• Your instructions:
Can you copy every line of the listing below character for character, leaving nothing out and changing nothing?

+ + +

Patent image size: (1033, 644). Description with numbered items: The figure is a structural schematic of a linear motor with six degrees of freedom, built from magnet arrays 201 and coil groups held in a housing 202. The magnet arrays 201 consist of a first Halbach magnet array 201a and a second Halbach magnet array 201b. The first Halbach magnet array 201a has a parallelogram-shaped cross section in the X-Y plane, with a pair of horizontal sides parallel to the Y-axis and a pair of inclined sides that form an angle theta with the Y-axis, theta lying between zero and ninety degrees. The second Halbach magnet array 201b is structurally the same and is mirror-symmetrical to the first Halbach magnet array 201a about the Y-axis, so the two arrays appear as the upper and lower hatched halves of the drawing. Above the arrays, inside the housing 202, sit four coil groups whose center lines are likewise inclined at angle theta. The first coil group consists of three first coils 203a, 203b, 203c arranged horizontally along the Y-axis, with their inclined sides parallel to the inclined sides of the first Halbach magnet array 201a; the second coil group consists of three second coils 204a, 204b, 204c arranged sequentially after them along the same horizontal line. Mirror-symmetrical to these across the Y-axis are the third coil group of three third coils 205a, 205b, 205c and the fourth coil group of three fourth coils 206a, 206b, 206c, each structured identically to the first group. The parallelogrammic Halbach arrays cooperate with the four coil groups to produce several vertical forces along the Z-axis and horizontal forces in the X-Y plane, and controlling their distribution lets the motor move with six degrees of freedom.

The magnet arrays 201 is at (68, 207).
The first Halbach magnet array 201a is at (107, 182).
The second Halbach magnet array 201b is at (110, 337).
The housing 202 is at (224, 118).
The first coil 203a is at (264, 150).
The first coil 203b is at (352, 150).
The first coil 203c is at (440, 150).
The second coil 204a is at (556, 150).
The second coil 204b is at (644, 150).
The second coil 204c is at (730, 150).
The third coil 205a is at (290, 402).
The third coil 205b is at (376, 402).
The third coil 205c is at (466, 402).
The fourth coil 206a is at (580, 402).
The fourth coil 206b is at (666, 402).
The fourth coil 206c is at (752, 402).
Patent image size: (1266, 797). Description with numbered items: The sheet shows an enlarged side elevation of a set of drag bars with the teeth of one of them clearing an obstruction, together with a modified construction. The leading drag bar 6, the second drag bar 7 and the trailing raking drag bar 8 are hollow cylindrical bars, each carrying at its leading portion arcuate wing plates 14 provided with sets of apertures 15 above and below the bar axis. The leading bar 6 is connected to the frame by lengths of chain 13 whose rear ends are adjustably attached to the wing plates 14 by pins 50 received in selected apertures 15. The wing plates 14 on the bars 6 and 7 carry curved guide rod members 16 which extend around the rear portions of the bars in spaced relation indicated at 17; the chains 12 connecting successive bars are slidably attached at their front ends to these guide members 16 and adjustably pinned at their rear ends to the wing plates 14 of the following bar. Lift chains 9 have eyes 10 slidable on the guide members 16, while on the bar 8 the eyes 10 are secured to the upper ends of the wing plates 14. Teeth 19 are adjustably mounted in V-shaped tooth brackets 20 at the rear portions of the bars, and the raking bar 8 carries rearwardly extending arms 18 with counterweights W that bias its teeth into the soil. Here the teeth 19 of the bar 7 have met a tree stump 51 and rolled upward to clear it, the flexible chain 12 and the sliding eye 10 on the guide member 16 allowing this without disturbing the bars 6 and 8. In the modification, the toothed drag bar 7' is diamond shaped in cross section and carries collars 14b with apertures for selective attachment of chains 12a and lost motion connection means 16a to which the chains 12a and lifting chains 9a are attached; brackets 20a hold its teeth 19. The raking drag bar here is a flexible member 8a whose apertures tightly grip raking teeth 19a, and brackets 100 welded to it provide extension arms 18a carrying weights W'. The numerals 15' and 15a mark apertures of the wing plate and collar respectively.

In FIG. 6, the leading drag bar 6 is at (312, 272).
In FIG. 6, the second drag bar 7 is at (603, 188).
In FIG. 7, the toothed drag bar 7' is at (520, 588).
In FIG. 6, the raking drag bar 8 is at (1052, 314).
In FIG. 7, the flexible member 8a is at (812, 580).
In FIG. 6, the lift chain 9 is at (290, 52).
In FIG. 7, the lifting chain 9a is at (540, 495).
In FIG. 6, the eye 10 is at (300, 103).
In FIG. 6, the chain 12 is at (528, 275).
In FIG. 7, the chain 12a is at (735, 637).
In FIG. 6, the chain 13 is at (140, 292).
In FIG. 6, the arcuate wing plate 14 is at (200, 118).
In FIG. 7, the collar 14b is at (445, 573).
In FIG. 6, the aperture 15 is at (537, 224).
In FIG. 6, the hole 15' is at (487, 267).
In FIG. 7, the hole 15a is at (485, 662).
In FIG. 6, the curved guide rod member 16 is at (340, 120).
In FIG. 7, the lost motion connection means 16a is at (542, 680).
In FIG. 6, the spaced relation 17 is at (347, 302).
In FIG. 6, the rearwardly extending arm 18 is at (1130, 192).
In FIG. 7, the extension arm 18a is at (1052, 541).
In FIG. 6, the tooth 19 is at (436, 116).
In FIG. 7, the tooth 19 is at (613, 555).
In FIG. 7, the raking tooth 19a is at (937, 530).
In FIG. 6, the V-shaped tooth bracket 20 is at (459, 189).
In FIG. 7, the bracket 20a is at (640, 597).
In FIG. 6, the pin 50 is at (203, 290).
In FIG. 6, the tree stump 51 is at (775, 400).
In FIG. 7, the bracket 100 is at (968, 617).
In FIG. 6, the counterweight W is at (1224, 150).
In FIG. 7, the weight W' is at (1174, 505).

+ + +

• Output for this exercise:
Patent image size: (1033, 644). Description with numbered items: The figure is a structural schematic of a linear motor with six degrees of freedom, built from magnet arrays 201 and coil groups held in a housing 202. The magnet arrays 201 consist of a first Halbach magnet array 201a and a second Halbach magnet array 201b. The first Halbach magnet array 201a has a parallelogram-shaped cross section in the X-Y plane, with a pair of horizontal sides parallel to the Y-axis and a pair of inclined sides that form an angle theta with the Y-axis, theta lying between zero and ninety degrees. The second Halbach magnet array 201b is structurally the same and is mirror-symmetrical to the first Halbach magnet array 201a about the Y-axis, so the two arrays appear as the upper and lower hatched halves of the drawing. Above the arrays, inside the housing 202, sit four coil groups whose center lines are likewise inclined at angle theta. The first coil group consists of three first coils 203a, 203b, 203c arranged horizontally along the Y-axis, with their inclined sides parallel to the inclined sides of the first Halbach magnet array 201a; the second coil group consists of three second coils 204a, 204b, 204c arranged sequentially after them along the same horizontal line. Mirror-symmetrical to these across the Y-axis are the third coil group of three third coils 205a, 205b, 205c and the fourth coil group of three fourth coils 206a, 206b, 206c, each structured identically to the first group. The parallelogrammic Halbach arrays cooperate with the four coil groups to produce several vertical forces along the Z-axis and horizontal forces in the X-Y plane, and controlling their distribution lets the motor move with six degrees of freedom.

The magnet arrays 201 is at (68, 207).
The first Halbach magnet array 201a is at (107, 182).
The second Halbach magnet array 201b is at (110, 337).
The housing 202 is at (224, 118).
The first coil 203a is at (264, 150).
The first coil 203b is at (352, 150).
The first coil 203c is at (440, 150).
The second coil 204a is at (556, 150).
The second coil 204b is at (644, 150).
The second coil 204c is at (730, 150).
The third coil 205a is at (290, 402).
The third coil 205b is at (376, 402).
The third coil 205c is at (466, 402).
The fourth coil 206a is at (580, 402).
The fourth coil 206b is at (666, 402).
The fourth coil 206c is at (752, 402).
Patent image size: (1266, 797). Description with numbered items: The sheet shows an enlarged side elevation of a set of drag bars with the teeth of one of them clearing an obstruction, together with a modified construction. The leading drag bar 6, the second drag bar 7 and the trailing raking drag bar 8 are hollow cylindrical bars, each carrying at its leading portion arcuate wing plates 14 provided with sets of apertures 15 above and below the bar axis. The leading bar 6 is connected to the frame by lengths of chain 13 whose rear ends are adjustably attached to the wing plates 14 by pins 50 received in selected apertures 15. The wing plates 14 on the bars 6 and 7 carry curved guide rod members 16 which extend around the rear portions of the bars in spaced relation indicated at 17; the chains 12 connecting successive bars are slidably attached at their front ends to these guide members 16 and adjustably pinned at their rear ends to the wing plates 14 of the following bar. Lift chains 9 have eyes 10 slidable on the guide members 16, while on the bar 8 the eyes 10 are secured to the upper ends of the wing plates 14. Teeth 19 are adjustably mounted in V-shaped tooth brackets 20 at the rear portions of the bars, and the raking bar 8 carries rearwardly extending arms 18 with counterweights W that bias its teeth into the soil. Here the teeth 19 of the bar 7 have met a tree stump 51 and rolled upward to clear it, the flexible chain 12 and the sliding eye 10 on the guide member 16 allowing this without disturbing the bars 6 and 8. In the modification, the toothed drag bar 7' is diamond shaped in cross section and carries collars 14b with apertures for selective attachment of chains 12a and lost motion connection means 16a to which the chains 12a and lifting chains 9a are attached; brackets 20a hold its teeth 19. The raking drag bar here is a flexible member 8a whose apertures tightly grip raking teeth 19a, and brackets 100 welded to it provide extension arms 18a carrying weights W'. The numerals 15' and 15a mark apertures of the wing plate and collar respectively.

In FIG. 6, the leading drag bar 6 is at (312, 272).
In FIG. 6, the second drag bar 7 is at (603, 188).
In FIG. 7, the toothed drag bar 7' is at (520, 588).
In FIG. 6, the raking drag bar 8 is at (1052, 314).
In FIG. 7, the flexible member 8a is at (812, 580).
In FIG. 6, the lift chain 9 is at (290, 52).
In FIG. 7, the lifting chain 9a is at (540, 495).
In FIG. 6, the eye 10 is at (300, 103).
In FIG. 6, the chain 12 is at (528, 275).
In FIG. 7, the chain 12a is at (735, 637).
In FIG. 6, the chain 13 is at (140, 292).
In FIG. 6, the arcuate wing plate 14 is at (200, 118).
In FIG. 7, the collar 14b is at (445, 573).
In FIG. 6, the aperture 15 is at (537, 224).
In FIG. 6, the hole 15' is at (487, 267).
In FIG. 7, the hole 15a is at (485, 662).
In FIG. 6, the curved guide rod member 16 is at (340, 120).
In FIG. 7, the lost motion connection means 16a is at (542, 680).
In FIG. 6, the spaced relation 17 is at (347, 302).
In FIG. 6, the rearwardly extending arm 18 is at (1130, 192).
In FIG. 7, the extension arm 18a is at (1052, 541).
In FIG. 6, the tooth 19 is at (436, 116).
In FIG. 7, the tooth 19 is at (613, 555).
In FIG. 7, the raking tooth 19a is at (937, 530).
In FIG. 6, the V-shaped tooth bracket 20 is at (459, 189).
In FIG. 7, the bracket 20a is at (640, 597).
In FIG. 6, the pin 50 is at (203, 290).
In FIG. 6, the tree stump 51 is at (775, 400).
In FIG. 7, the bracket 100 is at (968, 617).
In FIG. 6, the counterweight W is at (1224, 150).
In FIG. 7, the weight W' is at (1174, 505).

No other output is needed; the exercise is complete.